▸ Required task
Below are some records. Count the lines with "color" in them and give nothing but the total.

▸ Record extracts

⁂

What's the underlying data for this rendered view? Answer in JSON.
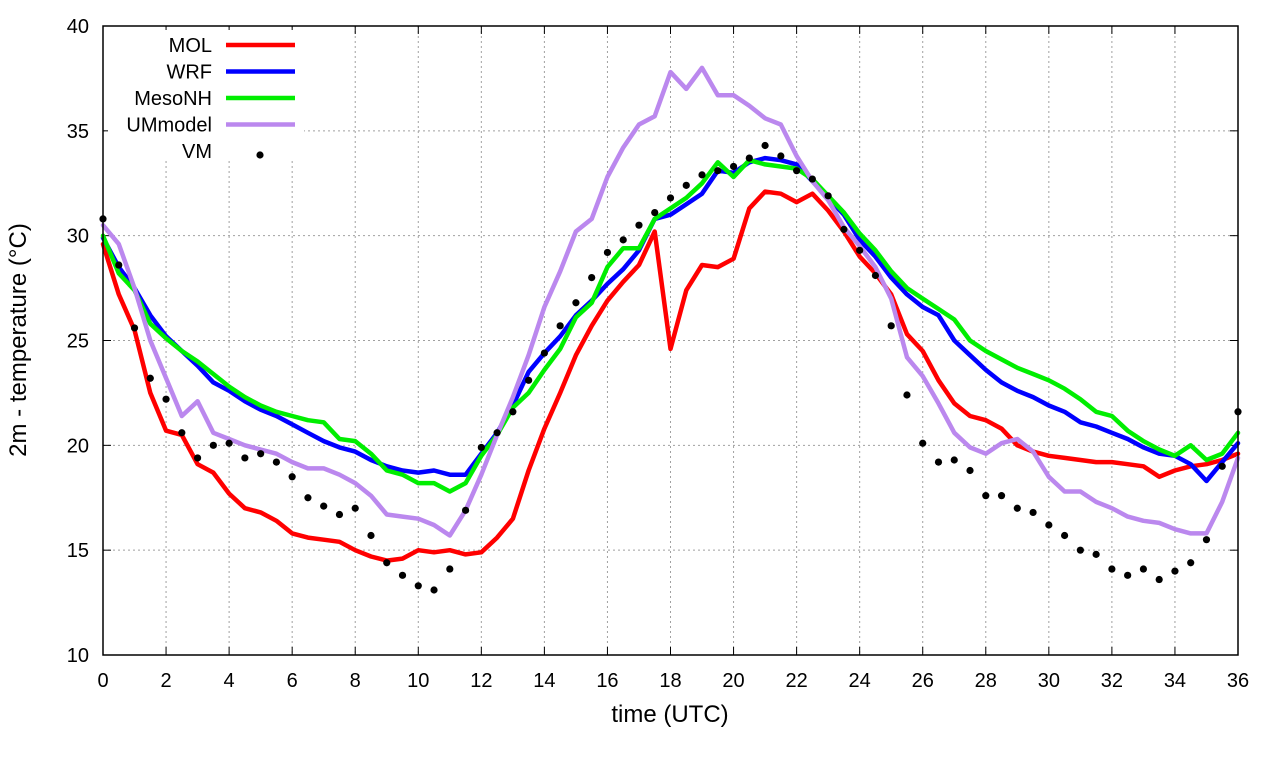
{
  "chart_data": {
    "type": "line",
    "title": "",
    "xlabel": "time (UTC)",
    "ylabel": "2m - temperature (°C)",
    "xlim": [
      0,
      36
    ],
    "ylim": [
      10,
      40
    ],
    "xticks": [
      0,
      2,
      4,
      6,
      8,
      10,
      12,
      14,
      16,
      18,
      20,
      22,
      24,
      26,
      28,
      30,
      32,
      34,
      36
    ],
    "yticks": [
      10,
      15,
      20,
      25,
      30,
      35,
      40
    ],
    "xtick_labels": [
      "0",
      "2",
      "4",
      "6",
      "8",
      "10",
      "12",
      "14",
      "16",
      "18",
      "20",
      "22",
      "24",
      "26",
      "28",
      "30",
      "32",
      "34",
      "36"
    ],
    "ytick_labels": [
      "10",
      "15",
      "20",
      "25",
      "30",
      "35",
      "40"
    ],
    "grid": true,
    "legend_position": "top-left",
    "series": [
      {
        "name": "MOL",
        "color": "#ff0000",
        "style": "line",
        "x": [
          0,
          0.5,
          1,
          1.5,
          2,
          2.5,
          3,
          3.5,
          4,
          4.5,
          5,
          5.5,
          6,
          6.5,
          7,
          7.5,
          8,
          8.5,
          9,
          9.5,
          10,
          10.5,
          11,
          11.5,
          12,
          12.5,
          13,
          13.5,
          14,
          14.5,
          15,
          15.5,
          16,
          16.5,
          17,
          17.5,
          18,
          18.5,
          19,
          19.5,
          20,
          20.5,
          21,
          21.5,
          22,
          22.5,
          23,
          23.5,
          24,
          24.5,
          25,
          25.5,
          26,
          26.5,
          27,
          27.5,
          28,
          28.5,
          29,
          29.5,
          30,
          30.5,
          31,
          31.5,
          32,
          32.5,
          33,
          33.5,
          34,
          34.5,
          35,
          35.5,
          36
        ],
        "values": [
          29.6,
          27.2,
          25.5,
          22.5,
          20.7,
          20.5,
          19.1,
          18.7,
          17.7,
          17.0,
          16.8,
          16.4,
          15.8,
          15.6,
          15.5,
          15.4,
          15.0,
          14.7,
          14.5,
          14.6,
          15.0,
          14.9,
          15.0,
          14.8,
          14.9,
          15.6,
          16.5,
          18.8,
          20.8,
          22.5,
          24.3,
          25.7,
          26.9,
          27.8,
          28.6,
          30.2,
          24.6,
          27.4,
          28.6,
          28.5,
          28.9,
          31.3,
          32.1,
          32.0,
          31.6,
          32.0,
          31.2,
          30.2,
          29.0,
          28.2,
          27.2,
          25.3,
          24.5,
          23.1,
          22.0,
          21.4,
          21.2,
          20.8,
          20.0,
          19.7,
          19.5,
          19.4,
          19.3,
          19.2,
          19.2,
          19.1,
          19.0,
          18.5,
          18.8,
          19.0,
          19.1,
          19.3,
          19.6
        ]
      },
      {
        "name": "WRF",
        "color": "#0000ff",
        "style": "line",
        "x": [
          0,
          0.5,
          1,
          1.5,
          2,
          2.5,
          3,
          3.5,
          4,
          4.5,
          5,
          5.5,
          6,
          6.5,
          7,
          7.5,
          8,
          8.5,
          9,
          9.5,
          10,
          10.5,
          11,
          11.5,
          12,
          12.5,
          13,
          13.5,
          14,
          14.5,
          15,
          15.5,
          16,
          16.5,
          17,
          17.5,
          18,
          18.5,
          19,
          19.5,
          20,
          20.5,
          21,
          21.5,
          22,
          22.5,
          23,
          23.5,
          24,
          24.5,
          25,
          25.5,
          26,
          26.5,
          27,
          27.5,
          28,
          28.5,
          29,
          29.5,
          30,
          30.5,
          31,
          31.5,
          32,
          32.5,
          33,
          33.5,
          34,
          34.5,
          35,
          35.5,
          36
        ],
        "values": [
          29.9,
          28.5,
          27.5,
          26.2,
          25.2,
          24.5,
          23.8,
          23.0,
          22.6,
          22.1,
          21.7,
          21.4,
          21.0,
          20.6,
          20.2,
          19.9,
          19.7,
          19.3,
          19.0,
          18.8,
          18.7,
          18.8,
          18.6,
          18.6,
          19.6,
          20.6,
          21.9,
          23.5,
          24.4,
          25.2,
          26.2,
          26.9,
          27.7,
          28.4,
          29.3,
          30.8,
          31.0,
          31.5,
          32.0,
          33.1,
          33.0,
          33.5,
          33.7,
          33.6,
          33.4,
          32.6,
          31.8,
          31.0,
          29.8,
          29.0,
          28.0,
          27.2,
          26.6,
          26.2,
          25.0,
          24.3,
          23.6,
          23.0,
          22.6,
          22.3,
          21.9,
          21.6,
          21.1,
          20.9,
          20.6,
          20.3,
          19.9,
          19.6,
          19.5,
          19.1,
          18.3,
          19.2,
          20.1
        ]
      },
      {
        "name": "MesoNH",
        "color": "#00ee00",
        "style": "line",
        "x": [
          0,
          0.5,
          1,
          1.5,
          2,
          2.5,
          3,
          3.5,
          4,
          4.5,
          5,
          5.5,
          6,
          6.5,
          7,
          7.5,
          8,
          8.5,
          9,
          9.5,
          10,
          10.5,
          11,
          11.5,
          12,
          12.5,
          13,
          13.5,
          14,
          14.5,
          15,
          15.5,
          16,
          16.5,
          17,
          17.5,
          18,
          18.5,
          19,
          19.5,
          20,
          20.5,
          21,
          21.5,
          22,
          22.5,
          23,
          23.5,
          24,
          24.5,
          25,
          25.5,
          26,
          26.5,
          27,
          27.5,
          28,
          28.5,
          29,
          29.5,
          30,
          30.5,
          31,
          31.5,
          32,
          32.5,
          33,
          33.5,
          34,
          34.5,
          35,
          35.5,
          36
        ],
        "values": [
          30.0,
          28.2,
          27.4,
          25.8,
          25.1,
          24.5,
          24.0,
          23.4,
          22.8,
          22.3,
          21.9,
          21.6,
          21.4,
          21.2,
          21.1,
          20.3,
          20.2,
          19.6,
          18.8,
          18.6,
          18.2,
          18.2,
          17.8,
          18.2,
          19.5,
          20.5,
          21.8,
          22.5,
          23.6,
          24.6,
          26.1,
          26.8,
          28.5,
          29.4,
          29.4,
          30.8,
          31.3,
          31.8,
          32.5,
          33.5,
          32.8,
          33.6,
          33.4,
          33.3,
          33.2,
          32.7,
          31.9,
          31.1,
          30.1,
          29.3,
          28.3,
          27.5,
          27.0,
          26.5,
          26.0,
          25.0,
          24.5,
          24.1,
          23.7,
          23.4,
          23.1,
          22.7,
          22.2,
          21.6,
          21.4,
          20.7,
          20.2,
          19.8,
          19.5,
          20.0,
          19.3,
          19.6,
          20.6
        ]
      },
      {
        "name": "UMmodel",
        "color": "#bb88ee",
        "style": "line",
        "x": [
          0,
          0.5,
          1,
          1.5,
          2,
          2.5,
          3,
          3.5,
          4,
          4.5,
          5,
          5.5,
          6,
          6.5,
          7,
          7.5,
          8,
          8.5,
          9,
          9.5,
          10,
          10.5,
          11,
          11.5,
          12,
          12.5,
          13,
          13.5,
          14,
          14.5,
          15,
          15.5,
          16,
          16.5,
          17,
          17.5,
          18,
          18.5,
          19,
          19.5,
          20,
          20.5,
          21,
          21.5,
          22,
          22.5,
          23,
          23.5,
          24,
          24.5,
          25,
          25.5,
          26,
          26.5,
          27,
          27.5,
          28,
          28.5,
          29,
          29.5,
          30,
          30.5,
          31,
          31.5,
          32,
          32.5,
          33,
          33.5,
          34,
          34.5,
          35,
          35.5,
          36
        ],
        "values": [
          30.5,
          29.6,
          27.5,
          25.0,
          23.2,
          21.4,
          22.1,
          20.6,
          20.3,
          20.0,
          19.8,
          19.6,
          19.2,
          18.9,
          18.9,
          18.6,
          18.2,
          17.6,
          16.7,
          16.6,
          16.5,
          16.2,
          15.7,
          16.9,
          18.6,
          20.5,
          22.3,
          24.3,
          26.6,
          28.3,
          30.2,
          30.8,
          32.8,
          34.2,
          35.3,
          35.7,
          37.8,
          37.0,
          38.0,
          36.7,
          36.7,
          36.2,
          35.6,
          35.3,
          33.8,
          32.6,
          31.7,
          30.4,
          29.5,
          28.5,
          27.0,
          24.2,
          23.3,
          22.0,
          20.6,
          19.9,
          19.6,
          20.1,
          20.3,
          19.7,
          18.5,
          17.8,
          17.8,
          17.3,
          17.0,
          16.6,
          16.4,
          16.3,
          16.0,
          15.8,
          15.8,
          17.3,
          19.4
        ]
      },
      {
        "name": "VM",
        "color": "#000000",
        "style": "points",
        "x": [
          0,
          0.5,
          1,
          1.5,
          2,
          2.5,
          3,
          3.5,
          4,
          4.5,
          5,
          5.5,
          6,
          6.5,
          7,
          7.5,
          8,
          8.5,
          9,
          9.5,
          10,
          10.5,
          11,
          11.5,
          12,
          12.5,
          13,
          13.5,
          14,
          14.5,
          15,
          15.5,
          16,
          16.5,
          17,
          17.5,
          18,
          18.5,
          19,
          19.5,
          20,
          20.5,
          21,
          21.5,
          22,
          22.5,
          23,
          23.5,
          24,
          24.5,
          25,
          25.5,
          26,
          26.5,
          27,
          27.5,
          28,
          28.5,
          29,
          29.5,
          30,
          30.5,
          31,
          31.5,
          32,
          32.5,
          33,
          33.5,
          34,
          34.5,
          35,
          35.5,
          36
        ],
        "values": [
          30.8,
          28.6,
          25.6,
          23.2,
          22.2,
          20.6,
          19.4,
          20.0,
          20.1,
          19.4,
          19.6,
          19.2,
          18.5,
          17.5,
          17.1,
          16.7,
          17.0,
          15.7,
          14.4,
          13.8,
          13.3,
          13.1,
          14.1,
          16.9,
          19.9,
          20.6,
          21.6,
          23.1,
          24.4,
          25.7,
          26.8,
          28.0,
          29.2,
          29.8,
          30.5,
          31.1,
          31.8,
          32.4,
          32.9,
          33.1,
          33.3,
          33.7,
          34.3,
          33.8,
          33.1,
          32.7,
          31.9,
          30.3,
          29.3,
          28.1,
          25.7,
          22.4,
          20.1,
          19.2,
          19.3,
          18.8,
          17.6,
          17.6,
          17.0,
          16.8,
          16.2,
          15.7,
          15.0,
          14.8,
          14.1,
          13.8,
          14.1,
          13.6,
          14.0,
          14.4,
          15.5,
          19.0,
          21.6
        ]
      }
    ]
  }
}
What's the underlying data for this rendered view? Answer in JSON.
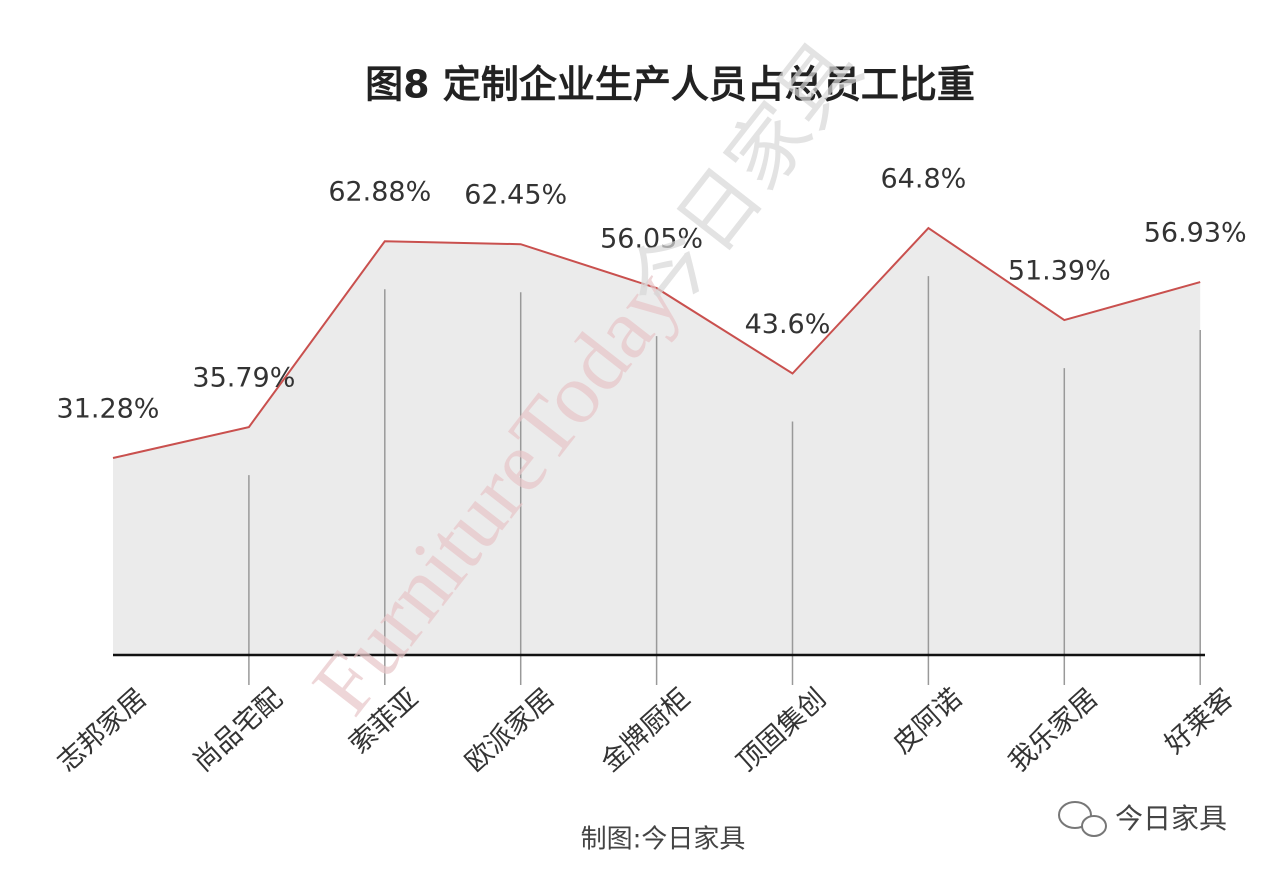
{
  "chart_data": {
    "type": "area",
    "title": "图8  定制企业生产人员占总员工比重",
    "categories": [
      "志邦家居",
      "尚品宅配",
      "索菲亚",
      "欧派家居",
      "金牌厨柜",
      "顶固集创",
      "皮阿诺",
      "我乐家居",
      "好莱客"
    ],
    "values": [
      31.28,
      35.79,
      62.88,
      62.45,
      56.05,
      43.6,
      64.8,
      51.39,
      56.93
    ],
    "value_labels": [
      "31.28%",
      "35.79%",
      "62.88%",
      "62.45%",
      "56.05%",
      "43.6%",
      "64.8%",
      "51.39%",
      "56.93%"
    ],
    "color": "#c9504e",
    "fill": "#ebebeb",
    "watermark_en": "FurnitureToday",
    "watermark_cn": "今日家具",
    "source": "制图:今日家具",
    "account": "今日家具"
  }
}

⁂

▸ Reply
6